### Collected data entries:
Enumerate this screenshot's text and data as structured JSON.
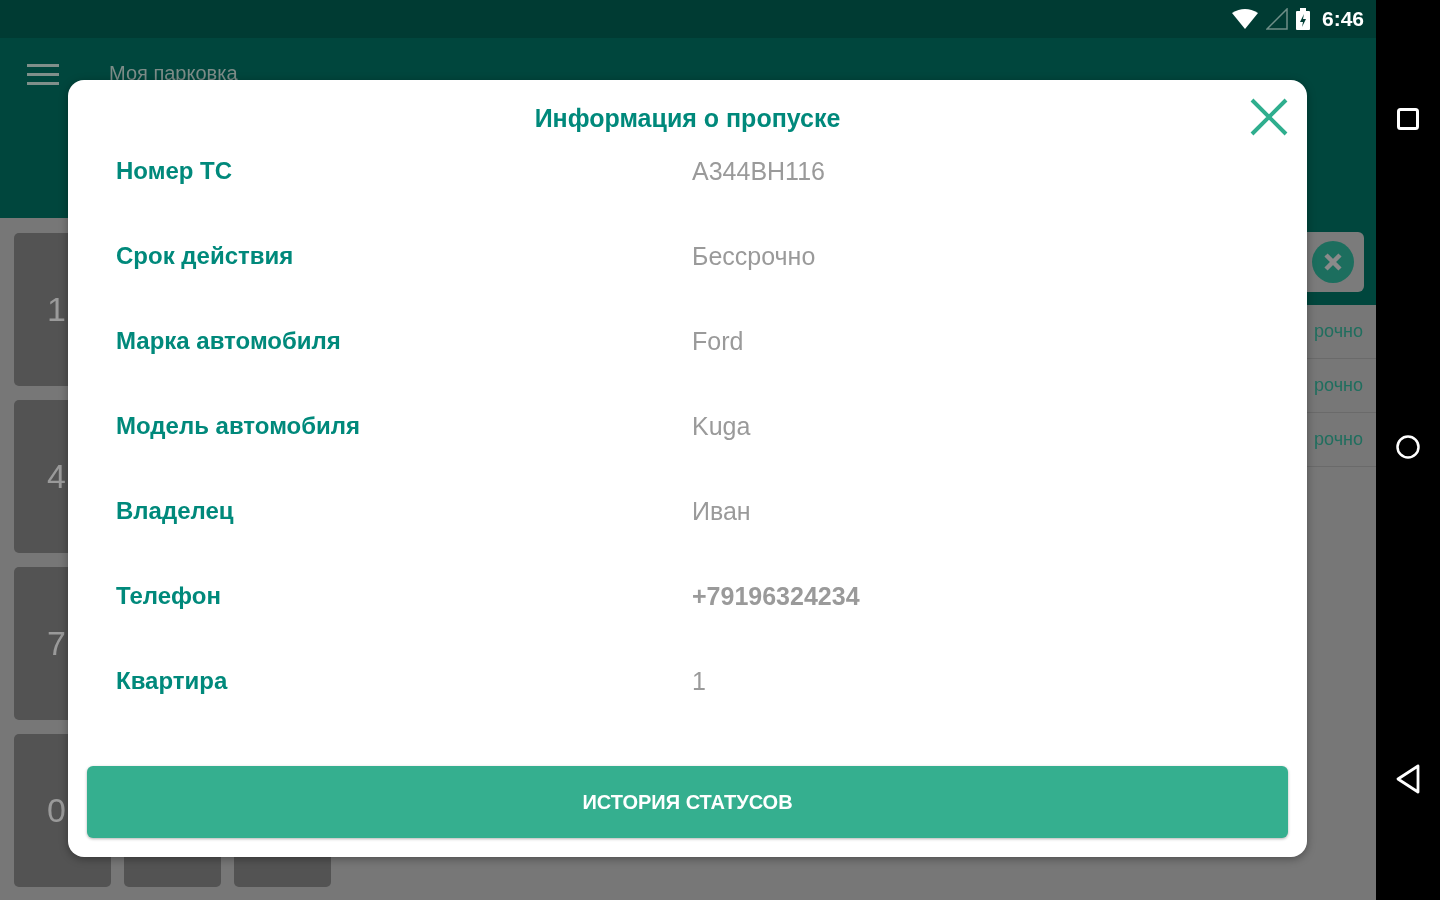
{
  "status_bar": {
    "time": "6:46"
  },
  "app_bar": {
    "title": "Моя парковка"
  },
  "keypad": {
    "keys": [
      {
        "label": "1"
      },
      {
        "label": "4"
      },
      {
        "label": "7"
      },
      {
        "label": "0"
      }
    ]
  },
  "list": {
    "rows": [
      {
        "text": "рочно"
      },
      {
        "text": "рочно"
      },
      {
        "text": "рочно"
      }
    ]
  },
  "dialog": {
    "title": "Информация о пропуске",
    "fields": [
      {
        "label": "Номер ТС",
        "value": "А344ВН116",
        "emphasized": false
      },
      {
        "label": "Срок действия",
        "value": "Бессрочно",
        "emphasized": false
      },
      {
        "label": "Марка автомобиля",
        "value": "Ford",
        "emphasized": false
      },
      {
        "label": "Модель автомобиля",
        "value": "Kuga",
        "emphasized": false
      },
      {
        "label": "Владелец",
        "value": "Иван",
        "emphasized": false
      },
      {
        "label": "Телефон",
        "value": "+79196324234",
        "emphasized": true
      },
      {
        "label": "Квартира",
        "value": "1",
        "emphasized": false
      }
    ],
    "button": "ИСТОРИЯ СТАТУСОВ"
  }
}
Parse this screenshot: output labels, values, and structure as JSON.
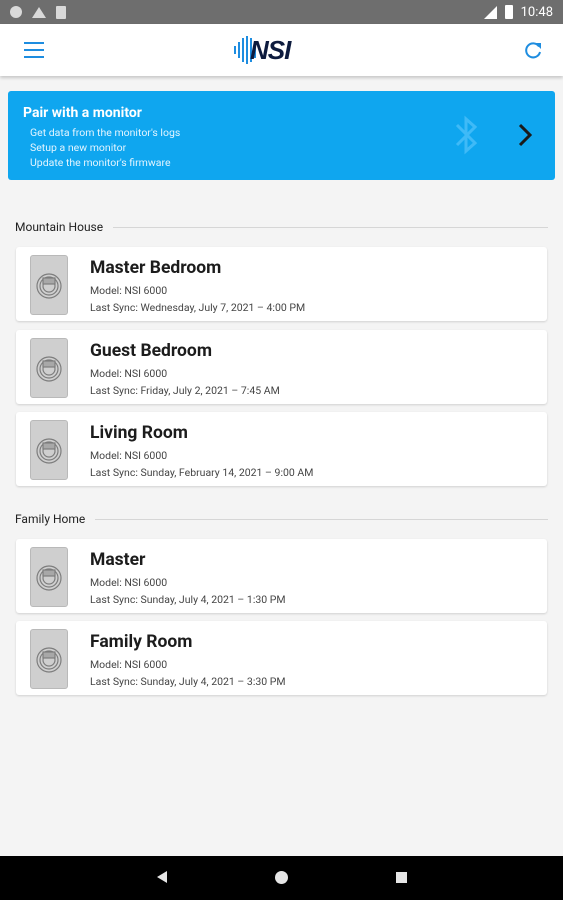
{
  "status_bar": {
    "time": "10:48"
  },
  "app_bar": {
    "logo_text": "NSI"
  },
  "pair_banner": {
    "title": "Pair with a monitor",
    "lines": [
      "Get data from the monitor's logs",
      "Setup a new monitor",
      "Update the monitor's firmware"
    ]
  },
  "groups": [
    {
      "title": "Mountain House",
      "devices": [
        {
          "name": "Master Bedroom",
          "model": "Model: NSI 6000",
          "sync": "Last Sync: Wednesday, July 7, 2021 – 4:00 PM"
        },
        {
          "name": "Guest Bedroom",
          "model": "Model: NSI 6000",
          "sync": "Last Sync: Friday, July 2, 2021 – 7:45 AM"
        },
        {
          "name": "Living Room",
          "model": "Model: NSI 6000",
          "sync": "Last Sync: Sunday, February 14, 2021 – 9:00 AM"
        }
      ]
    },
    {
      "title": "Family Home",
      "devices": [
        {
          "name": "Master",
          "model": "Model: NSI 6000",
          "sync": "Last Sync: Sunday, July 4, 2021 – 1:30 PM"
        },
        {
          "name": "Family Room",
          "model": "Model: NSI 6000",
          "sync": "Last Sync: Sunday, July 4, 2021 – 3:30 PM"
        }
      ]
    }
  ],
  "colors": {
    "accent": "#1e8de0",
    "banner": "#0fa6ef",
    "background": "#f4f4f4"
  },
  "icons": [
    "menu-icon",
    "refresh-icon",
    "bluetooth-icon",
    "chevron-right-icon",
    "monitor-device-icon"
  ]
}
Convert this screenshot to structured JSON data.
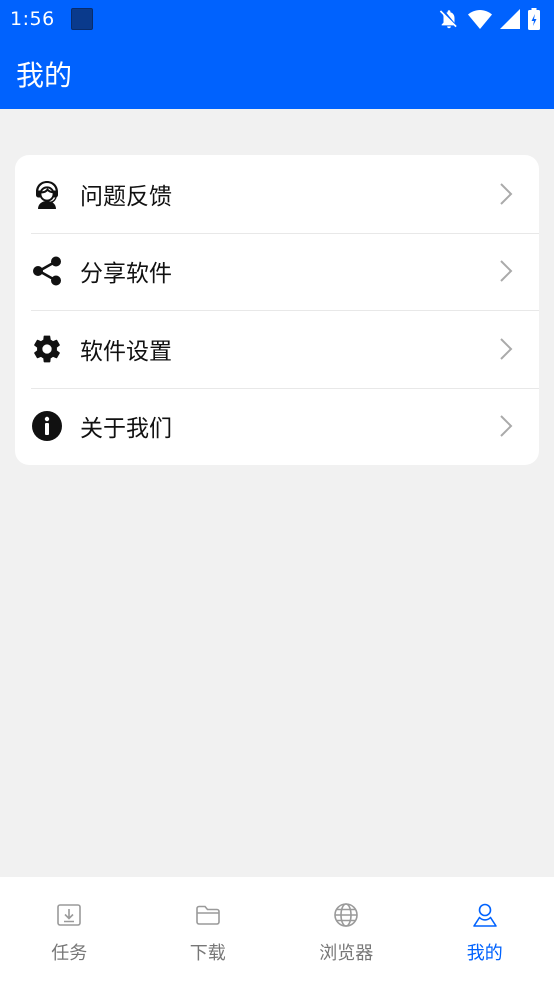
{
  "status_bar": {
    "time": "1:56",
    "icons": [
      "app-notification-icon",
      "bell-off-icon",
      "wifi-icon",
      "signal-icon",
      "battery-icon"
    ]
  },
  "app_bar": {
    "title": "我的"
  },
  "menu": {
    "items": [
      {
        "label": "问题反馈",
        "icon": "headset-icon"
      },
      {
        "label": "分享软件",
        "icon": "share-icon"
      },
      {
        "label": "软件设置",
        "icon": "gear-icon"
      },
      {
        "label": "关于我们",
        "icon": "info-icon"
      }
    ]
  },
  "bottom_nav": {
    "items": [
      {
        "label": "任务",
        "icon": "download-tray-icon",
        "active": false
      },
      {
        "label": "下载",
        "icon": "folder-icon",
        "active": false
      },
      {
        "label": "浏览器",
        "icon": "globe-icon",
        "active": false
      },
      {
        "label": "我的",
        "icon": "user-icon",
        "active": true
      }
    ]
  },
  "colors": {
    "primary": "#0062fe",
    "background": "#f1f1f1",
    "card": "#ffffff",
    "nav_inactive": "#777777",
    "nav_active": "#0062fe"
  }
}
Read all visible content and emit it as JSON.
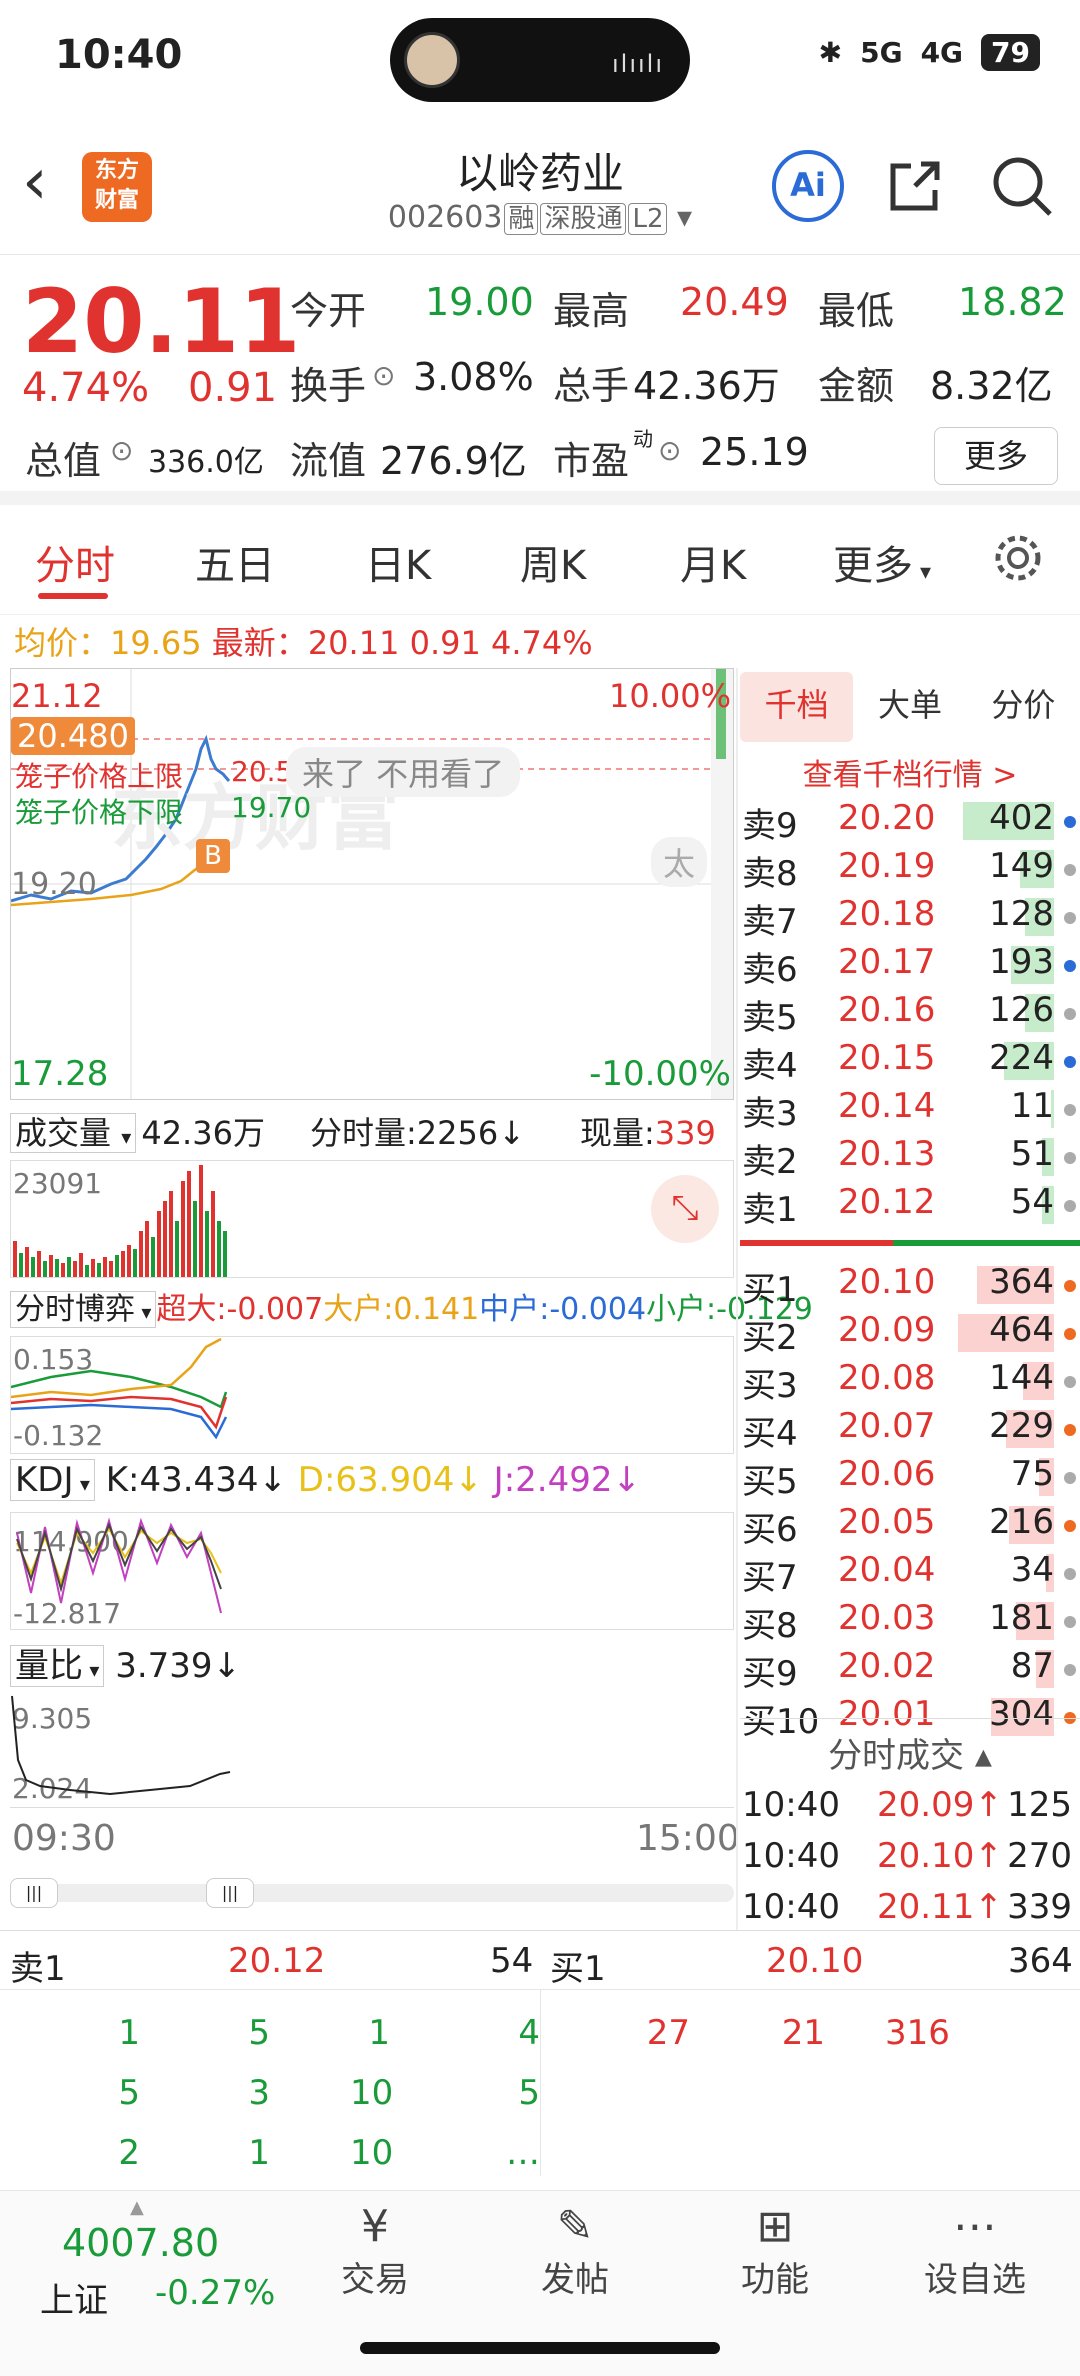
{
  "status": {
    "time": "10:40",
    "signal1": "5G",
    "signal2": "4G",
    "battery": "79"
  },
  "header": {
    "title": "以岭药业",
    "code": "002603",
    "tags": [
      "融",
      "深股通",
      "L2"
    ],
    "logo_text": "东方财富"
  },
  "quote": {
    "price": "20.11",
    "pct": "4.74%",
    "chg": "0.91",
    "open_label": "今开",
    "open": "19.00",
    "high_label": "最高",
    "high": "20.49",
    "low_label": "最低",
    "low": "18.82",
    "turnover_label": "换手",
    "turnover": "3.08%",
    "volume_label": "总手",
    "volume": "42.36万",
    "amount_label": "金额",
    "amount": "8.32亿",
    "mktcap_label": "总值",
    "mktcap": "336.0亿",
    "float_label": "流值",
    "float": "276.9亿",
    "pe_label": "市盈",
    "pe_sup": "动",
    "pe": "25.19",
    "more": "更多"
  },
  "tabs": [
    "分时",
    "五日",
    "日K",
    "周K",
    "月K",
    "更多"
  ],
  "chart": {
    "avg_label": "均价：",
    "avg": "19.65",
    "latest_label": "最新：",
    "latest": "20.11",
    "latest_chg": "0.91",
    "latest_pct": "4.74%",
    "top_price": "21.12",
    "top_pct": "10.00%",
    "bottom_price": "17.28",
    "bottom_pct": "-10.00%",
    "marker": "20.480",
    "cage_up": "笼子价格上限",
    "cage_up_val": "20.52",
    "cage_down": "笼子价格下限",
    "cage_down_val": "19.70",
    "mid_price": "19.20",
    "comment": "来了 不用看了",
    "b_badge": "B",
    "watermark": "东方财富",
    "side_label": "太",
    "start": "09:30",
    "end": "15:00"
  },
  "volume_panel": {
    "label": "成交量",
    "total": "42.36万",
    "tick_label": "分时量:",
    "tick": "2256↓",
    "now_label": "现量:",
    "now": "339",
    "max": "23091"
  },
  "game_panel": {
    "label": "分时博弈",
    "s1": "超大:-0.007",
    "s2": "大户:0.141",
    "s3": "中户:-0.004",
    "s4": "小户:-0.129",
    "max": "0.153",
    "min": "-0.132"
  },
  "kdj_panel": {
    "label": "KDJ",
    "k": "K:43.434↓",
    "d": "D:63.904↓",
    "j": "J:2.492↓",
    "max": "114.900",
    "min": "-12.817"
  },
  "lb_panel": {
    "label": "量比",
    "value": "3.739↓",
    "max": "9.305",
    "min": "2.024"
  },
  "side": {
    "tabs": [
      "千档",
      "大单",
      "分价"
    ],
    "link": "查看千档行情 >",
    "asks": [
      {
        "l": "卖9",
        "p": "20.20",
        "v": "402",
        "w": 0.95
      },
      {
        "l": "卖8",
        "p": "20.19",
        "v": "149",
        "w": 0.35
      },
      {
        "l": "卖7",
        "p": "20.18",
        "v": "128",
        "w": 0.3
      },
      {
        "l": "卖6",
        "p": "20.17",
        "v": "193",
        "w": 0.45
      },
      {
        "l": "卖5",
        "p": "20.16",
        "v": "126",
        "w": 0.3
      },
      {
        "l": "卖4",
        "p": "20.15",
        "v": "224",
        "w": 0.52
      },
      {
        "l": "卖3",
        "p": "20.14",
        "v": "11",
        "w": 0.03
      },
      {
        "l": "卖2",
        "p": "20.13",
        "v": "51",
        "w": 0.12
      },
      {
        "l": "卖1",
        "p": "20.12",
        "v": "54",
        "w": 0.13
      }
    ],
    "bids": [
      {
        "l": "买1",
        "p": "20.10",
        "v": "364",
        "w": 0.8
      },
      {
        "l": "买2",
        "p": "20.09",
        "v": "464",
        "w": 1.0
      },
      {
        "l": "买3",
        "p": "20.08",
        "v": "144",
        "w": 0.32
      },
      {
        "l": "买4",
        "p": "20.07",
        "v": "229",
        "w": 0.5
      },
      {
        "l": "买5",
        "p": "20.06",
        "v": "75",
        "w": 0.16
      },
      {
        "l": "买6",
        "p": "20.05",
        "v": "216",
        "w": 0.47
      },
      {
        "l": "买7",
        "p": "20.04",
        "v": "34",
        "w": 0.08
      },
      {
        "l": "买8",
        "p": "20.03",
        "v": "181",
        "w": 0.4
      },
      {
        "l": "买9",
        "p": "20.02",
        "v": "87",
        "w": 0.19
      },
      {
        "l": "买10",
        "p": "20.01",
        "v": "304",
        "w": 0.66
      }
    ],
    "trades_title": "分时成交",
    "trades": [
      {
        "t": "10:40",
        "p": "20.09↑",
        "v": "125"
      },
      {
        "t": "10:40",
        "p": "20.10↑",
        "v": "270"
      },
      {
        "t": "10:40",
        "p": "20.11↑",
        "v": "339"
      }
    ]
  },
  "bottom": {
    "sell_label": "卖1",
    "sell_price": "20.12",
    "sell_vol": "54",
    "buy_label": "买1",
    "buy_price": "20.10",
    "buy_vol": "364",
    "sell_orders": [
      [
        "1",
        "5",
        "1",
        "4"
      ],
      [
        "5",
        "3",
        "10",
        "5"
      ],
      [
        "2",
        "1",
        "10",
        "…"
      ]
    ],
    "buy_orders": [
      "27",
      "21",
      "316"
    ]
  },
  "nav": {
    "index_value": "4007.80",
    "index_name": "上证",
    "index_chg": "-0.27%",
    "items": [
      "交易",
      "发帖",
      "功能",
      "设自选"
    ]
  }
}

### WHAT YOU HAVE TO DO:
Select all lines in the listing above where the word "structured" appears, and show them.

### OUTPUT FOR THIS EXERCISE:
Enumerate this screenshot's text and data as structured JSON.
Convert this screenshot to structured JSON data.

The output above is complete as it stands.